▶ _PROBLEM TO SOLVE_: In the lines below, find how many contain the word "بالمرسوم" and report that figure alone.

▶ _DATA IN THIS EXERCISE_:

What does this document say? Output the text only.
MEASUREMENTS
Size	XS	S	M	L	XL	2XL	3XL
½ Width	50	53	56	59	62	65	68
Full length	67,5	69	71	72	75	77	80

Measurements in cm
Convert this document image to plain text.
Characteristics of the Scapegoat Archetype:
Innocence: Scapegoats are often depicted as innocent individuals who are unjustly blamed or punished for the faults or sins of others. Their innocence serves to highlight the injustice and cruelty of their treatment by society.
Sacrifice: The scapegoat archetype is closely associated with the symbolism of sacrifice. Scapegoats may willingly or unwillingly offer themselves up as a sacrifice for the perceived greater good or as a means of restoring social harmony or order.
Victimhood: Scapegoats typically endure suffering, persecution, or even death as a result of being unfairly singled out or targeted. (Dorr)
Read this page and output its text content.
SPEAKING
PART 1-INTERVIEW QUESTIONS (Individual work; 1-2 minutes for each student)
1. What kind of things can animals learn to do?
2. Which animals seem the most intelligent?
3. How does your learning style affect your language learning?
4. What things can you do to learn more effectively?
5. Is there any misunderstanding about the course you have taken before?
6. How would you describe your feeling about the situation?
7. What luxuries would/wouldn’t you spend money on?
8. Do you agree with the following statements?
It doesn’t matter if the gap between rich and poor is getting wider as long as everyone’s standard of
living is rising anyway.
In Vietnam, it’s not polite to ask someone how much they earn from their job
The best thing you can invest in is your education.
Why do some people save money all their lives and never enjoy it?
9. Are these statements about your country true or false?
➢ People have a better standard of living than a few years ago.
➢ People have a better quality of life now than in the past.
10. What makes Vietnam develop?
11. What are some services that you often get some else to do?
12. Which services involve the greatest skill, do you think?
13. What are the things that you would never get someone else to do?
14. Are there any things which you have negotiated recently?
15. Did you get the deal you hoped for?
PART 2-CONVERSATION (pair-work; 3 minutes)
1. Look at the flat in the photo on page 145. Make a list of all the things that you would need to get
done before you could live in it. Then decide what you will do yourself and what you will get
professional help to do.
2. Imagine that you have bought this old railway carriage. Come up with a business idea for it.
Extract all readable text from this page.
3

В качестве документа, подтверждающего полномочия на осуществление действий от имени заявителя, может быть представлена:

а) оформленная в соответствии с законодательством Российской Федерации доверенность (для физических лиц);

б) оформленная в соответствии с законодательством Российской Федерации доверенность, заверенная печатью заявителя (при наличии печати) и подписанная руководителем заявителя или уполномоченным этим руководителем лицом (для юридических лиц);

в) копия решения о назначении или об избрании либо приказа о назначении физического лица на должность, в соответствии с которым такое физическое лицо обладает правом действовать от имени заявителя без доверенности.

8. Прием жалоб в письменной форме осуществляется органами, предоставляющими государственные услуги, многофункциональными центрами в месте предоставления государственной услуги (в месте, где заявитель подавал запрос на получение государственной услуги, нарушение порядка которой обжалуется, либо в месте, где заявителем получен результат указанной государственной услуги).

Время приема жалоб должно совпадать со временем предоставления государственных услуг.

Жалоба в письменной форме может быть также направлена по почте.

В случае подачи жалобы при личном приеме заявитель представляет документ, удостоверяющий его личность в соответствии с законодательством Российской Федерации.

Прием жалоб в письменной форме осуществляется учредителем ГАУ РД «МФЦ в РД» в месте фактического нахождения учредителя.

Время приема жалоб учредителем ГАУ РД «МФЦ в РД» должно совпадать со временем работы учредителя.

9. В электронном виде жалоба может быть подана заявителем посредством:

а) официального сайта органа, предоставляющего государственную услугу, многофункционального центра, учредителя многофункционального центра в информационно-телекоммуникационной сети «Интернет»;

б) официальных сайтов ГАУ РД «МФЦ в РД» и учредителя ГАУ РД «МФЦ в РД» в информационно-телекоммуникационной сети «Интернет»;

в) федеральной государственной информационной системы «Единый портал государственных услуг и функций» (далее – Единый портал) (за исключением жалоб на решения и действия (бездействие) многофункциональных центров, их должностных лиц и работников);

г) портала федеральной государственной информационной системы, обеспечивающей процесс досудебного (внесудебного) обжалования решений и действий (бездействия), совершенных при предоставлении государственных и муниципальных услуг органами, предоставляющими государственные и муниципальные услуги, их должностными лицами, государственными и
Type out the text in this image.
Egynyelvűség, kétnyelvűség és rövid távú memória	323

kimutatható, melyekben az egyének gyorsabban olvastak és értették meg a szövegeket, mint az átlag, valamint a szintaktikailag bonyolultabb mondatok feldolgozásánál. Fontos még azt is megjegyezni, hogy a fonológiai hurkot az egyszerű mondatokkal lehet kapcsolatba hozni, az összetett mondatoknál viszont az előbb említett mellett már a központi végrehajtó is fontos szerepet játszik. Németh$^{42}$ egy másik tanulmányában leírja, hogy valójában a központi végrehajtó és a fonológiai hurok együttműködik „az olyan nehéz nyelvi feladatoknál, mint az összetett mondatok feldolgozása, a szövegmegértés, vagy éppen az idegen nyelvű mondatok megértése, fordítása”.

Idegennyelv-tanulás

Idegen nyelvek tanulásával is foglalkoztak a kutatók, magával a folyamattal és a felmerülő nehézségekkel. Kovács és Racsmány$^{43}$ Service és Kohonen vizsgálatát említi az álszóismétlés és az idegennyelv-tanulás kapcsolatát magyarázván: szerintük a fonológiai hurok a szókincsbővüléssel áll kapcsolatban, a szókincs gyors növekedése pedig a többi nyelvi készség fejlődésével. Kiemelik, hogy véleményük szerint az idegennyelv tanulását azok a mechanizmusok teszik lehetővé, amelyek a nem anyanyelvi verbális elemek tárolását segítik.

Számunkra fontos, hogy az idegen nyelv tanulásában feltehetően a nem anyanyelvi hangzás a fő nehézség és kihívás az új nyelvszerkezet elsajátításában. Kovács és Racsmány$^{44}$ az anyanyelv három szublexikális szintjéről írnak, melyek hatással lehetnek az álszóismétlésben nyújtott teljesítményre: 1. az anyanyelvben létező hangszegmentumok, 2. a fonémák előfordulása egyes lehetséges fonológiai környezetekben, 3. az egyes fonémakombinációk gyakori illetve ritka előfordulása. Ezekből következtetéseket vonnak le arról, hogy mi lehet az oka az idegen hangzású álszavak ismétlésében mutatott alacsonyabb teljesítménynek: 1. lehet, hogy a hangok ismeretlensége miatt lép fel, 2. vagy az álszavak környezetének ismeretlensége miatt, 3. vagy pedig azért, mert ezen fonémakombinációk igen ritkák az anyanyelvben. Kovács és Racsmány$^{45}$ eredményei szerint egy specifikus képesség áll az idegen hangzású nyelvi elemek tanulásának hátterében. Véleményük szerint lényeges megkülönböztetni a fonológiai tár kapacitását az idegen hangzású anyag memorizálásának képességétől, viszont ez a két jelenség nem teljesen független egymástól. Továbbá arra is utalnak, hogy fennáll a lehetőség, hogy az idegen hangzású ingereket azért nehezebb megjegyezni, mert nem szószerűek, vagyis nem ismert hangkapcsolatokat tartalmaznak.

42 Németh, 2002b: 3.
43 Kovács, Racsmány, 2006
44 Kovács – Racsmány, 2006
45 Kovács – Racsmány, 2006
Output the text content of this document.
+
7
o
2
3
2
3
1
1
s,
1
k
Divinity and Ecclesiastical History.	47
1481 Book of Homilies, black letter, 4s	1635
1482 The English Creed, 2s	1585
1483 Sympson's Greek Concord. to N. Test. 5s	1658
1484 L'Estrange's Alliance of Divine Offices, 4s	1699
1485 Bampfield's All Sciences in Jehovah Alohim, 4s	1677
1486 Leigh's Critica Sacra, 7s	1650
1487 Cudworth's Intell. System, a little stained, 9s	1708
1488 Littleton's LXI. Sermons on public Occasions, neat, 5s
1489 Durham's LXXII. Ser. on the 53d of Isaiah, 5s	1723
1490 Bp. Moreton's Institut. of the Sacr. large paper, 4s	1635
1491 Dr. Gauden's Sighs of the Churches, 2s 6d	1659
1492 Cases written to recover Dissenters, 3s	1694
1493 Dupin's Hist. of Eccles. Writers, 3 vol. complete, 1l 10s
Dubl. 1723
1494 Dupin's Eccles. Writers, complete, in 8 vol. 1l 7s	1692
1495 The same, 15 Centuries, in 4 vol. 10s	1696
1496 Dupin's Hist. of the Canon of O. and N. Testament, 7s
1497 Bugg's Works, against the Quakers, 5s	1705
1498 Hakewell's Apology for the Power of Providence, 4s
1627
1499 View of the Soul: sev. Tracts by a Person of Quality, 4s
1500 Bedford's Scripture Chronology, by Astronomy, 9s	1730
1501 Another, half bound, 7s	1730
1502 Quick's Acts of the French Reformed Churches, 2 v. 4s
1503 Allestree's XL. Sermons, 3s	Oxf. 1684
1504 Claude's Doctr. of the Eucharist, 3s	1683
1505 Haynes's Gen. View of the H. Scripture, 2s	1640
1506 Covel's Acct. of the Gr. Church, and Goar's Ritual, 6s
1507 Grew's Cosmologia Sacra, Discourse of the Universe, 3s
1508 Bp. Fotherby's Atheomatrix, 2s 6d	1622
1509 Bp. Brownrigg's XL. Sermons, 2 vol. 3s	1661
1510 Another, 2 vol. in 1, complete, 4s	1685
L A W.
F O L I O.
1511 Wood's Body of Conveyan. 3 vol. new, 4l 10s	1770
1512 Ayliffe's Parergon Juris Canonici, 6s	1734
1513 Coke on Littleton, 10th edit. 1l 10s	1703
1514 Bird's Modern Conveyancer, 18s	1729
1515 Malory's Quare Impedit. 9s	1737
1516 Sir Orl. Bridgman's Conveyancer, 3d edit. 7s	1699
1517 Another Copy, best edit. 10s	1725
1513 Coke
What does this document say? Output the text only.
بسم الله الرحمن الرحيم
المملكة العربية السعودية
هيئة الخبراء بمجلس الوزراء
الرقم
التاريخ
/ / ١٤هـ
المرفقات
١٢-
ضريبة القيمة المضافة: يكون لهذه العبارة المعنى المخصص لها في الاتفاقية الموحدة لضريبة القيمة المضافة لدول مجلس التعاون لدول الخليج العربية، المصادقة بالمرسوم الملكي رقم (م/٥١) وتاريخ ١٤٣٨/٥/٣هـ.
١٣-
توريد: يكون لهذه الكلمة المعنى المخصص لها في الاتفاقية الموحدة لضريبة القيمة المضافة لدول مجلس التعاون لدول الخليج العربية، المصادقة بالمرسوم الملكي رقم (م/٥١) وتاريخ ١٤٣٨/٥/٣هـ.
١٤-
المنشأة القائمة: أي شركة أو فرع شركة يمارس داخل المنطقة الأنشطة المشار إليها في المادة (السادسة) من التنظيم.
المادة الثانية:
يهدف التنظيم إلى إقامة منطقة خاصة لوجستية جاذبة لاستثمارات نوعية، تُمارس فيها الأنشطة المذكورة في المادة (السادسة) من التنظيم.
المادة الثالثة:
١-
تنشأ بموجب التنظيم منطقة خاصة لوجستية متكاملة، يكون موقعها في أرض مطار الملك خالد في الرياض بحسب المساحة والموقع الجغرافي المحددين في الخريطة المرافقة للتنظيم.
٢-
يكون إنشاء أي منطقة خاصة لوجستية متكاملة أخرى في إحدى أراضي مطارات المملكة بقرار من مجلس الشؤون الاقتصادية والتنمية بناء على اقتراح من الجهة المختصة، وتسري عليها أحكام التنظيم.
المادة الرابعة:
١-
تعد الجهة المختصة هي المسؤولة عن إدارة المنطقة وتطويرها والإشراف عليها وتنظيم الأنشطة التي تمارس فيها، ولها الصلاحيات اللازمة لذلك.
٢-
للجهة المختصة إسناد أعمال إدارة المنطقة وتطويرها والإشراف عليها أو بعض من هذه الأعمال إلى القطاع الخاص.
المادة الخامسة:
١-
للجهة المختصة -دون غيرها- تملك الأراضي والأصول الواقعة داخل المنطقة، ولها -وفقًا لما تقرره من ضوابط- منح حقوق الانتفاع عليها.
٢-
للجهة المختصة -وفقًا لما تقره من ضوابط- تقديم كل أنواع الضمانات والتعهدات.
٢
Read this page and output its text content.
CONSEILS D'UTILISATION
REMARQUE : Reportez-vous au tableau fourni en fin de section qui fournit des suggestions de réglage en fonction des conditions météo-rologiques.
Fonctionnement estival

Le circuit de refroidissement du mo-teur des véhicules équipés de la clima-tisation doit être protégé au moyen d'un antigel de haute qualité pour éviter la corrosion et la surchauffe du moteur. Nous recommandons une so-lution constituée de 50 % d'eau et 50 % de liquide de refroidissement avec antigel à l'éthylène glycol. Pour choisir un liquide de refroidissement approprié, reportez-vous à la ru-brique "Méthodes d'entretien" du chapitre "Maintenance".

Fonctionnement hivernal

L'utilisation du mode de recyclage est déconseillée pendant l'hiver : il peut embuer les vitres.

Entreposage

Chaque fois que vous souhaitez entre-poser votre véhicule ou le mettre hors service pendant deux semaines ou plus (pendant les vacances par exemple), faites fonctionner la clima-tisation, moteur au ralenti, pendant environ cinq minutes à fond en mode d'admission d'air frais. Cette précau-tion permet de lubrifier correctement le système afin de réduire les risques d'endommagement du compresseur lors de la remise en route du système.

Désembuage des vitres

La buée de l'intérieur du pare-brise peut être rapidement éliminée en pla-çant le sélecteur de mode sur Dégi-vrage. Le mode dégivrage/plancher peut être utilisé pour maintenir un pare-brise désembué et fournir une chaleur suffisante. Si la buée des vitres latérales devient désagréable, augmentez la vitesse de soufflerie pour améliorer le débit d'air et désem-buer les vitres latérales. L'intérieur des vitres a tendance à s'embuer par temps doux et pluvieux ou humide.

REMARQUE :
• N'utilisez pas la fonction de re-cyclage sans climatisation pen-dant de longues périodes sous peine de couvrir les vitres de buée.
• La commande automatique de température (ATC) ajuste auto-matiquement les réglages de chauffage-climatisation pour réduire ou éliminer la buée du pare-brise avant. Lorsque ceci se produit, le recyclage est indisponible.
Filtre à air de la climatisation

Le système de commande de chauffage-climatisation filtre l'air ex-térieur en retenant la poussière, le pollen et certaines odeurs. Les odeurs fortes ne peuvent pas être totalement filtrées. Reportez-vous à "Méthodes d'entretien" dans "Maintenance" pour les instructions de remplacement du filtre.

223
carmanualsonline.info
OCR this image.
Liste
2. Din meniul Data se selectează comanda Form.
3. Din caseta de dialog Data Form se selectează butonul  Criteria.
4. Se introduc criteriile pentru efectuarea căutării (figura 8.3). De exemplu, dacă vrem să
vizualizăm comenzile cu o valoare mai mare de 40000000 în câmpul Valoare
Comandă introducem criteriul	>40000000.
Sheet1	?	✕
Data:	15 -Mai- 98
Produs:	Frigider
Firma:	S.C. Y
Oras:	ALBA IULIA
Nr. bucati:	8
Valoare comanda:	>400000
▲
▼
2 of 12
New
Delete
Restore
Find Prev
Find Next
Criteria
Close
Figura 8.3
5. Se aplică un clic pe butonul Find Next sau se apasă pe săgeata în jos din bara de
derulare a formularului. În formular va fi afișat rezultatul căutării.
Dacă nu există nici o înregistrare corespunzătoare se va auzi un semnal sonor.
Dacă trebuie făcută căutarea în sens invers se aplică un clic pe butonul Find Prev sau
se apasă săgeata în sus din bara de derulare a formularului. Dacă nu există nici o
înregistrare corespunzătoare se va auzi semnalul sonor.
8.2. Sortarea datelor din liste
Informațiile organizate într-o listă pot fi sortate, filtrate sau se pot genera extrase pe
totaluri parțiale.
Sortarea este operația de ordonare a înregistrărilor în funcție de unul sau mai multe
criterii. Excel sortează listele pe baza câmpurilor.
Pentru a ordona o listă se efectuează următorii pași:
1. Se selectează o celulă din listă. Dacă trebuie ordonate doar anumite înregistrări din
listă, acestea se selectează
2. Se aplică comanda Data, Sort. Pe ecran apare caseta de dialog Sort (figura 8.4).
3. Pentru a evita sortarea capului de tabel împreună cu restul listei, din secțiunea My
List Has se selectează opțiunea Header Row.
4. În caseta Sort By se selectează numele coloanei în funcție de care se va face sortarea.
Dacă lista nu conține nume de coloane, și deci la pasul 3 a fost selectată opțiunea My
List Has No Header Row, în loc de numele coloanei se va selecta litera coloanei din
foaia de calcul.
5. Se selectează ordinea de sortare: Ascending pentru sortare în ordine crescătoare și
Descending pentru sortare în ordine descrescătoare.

▶ _PROBLEM SOLUTION_: 2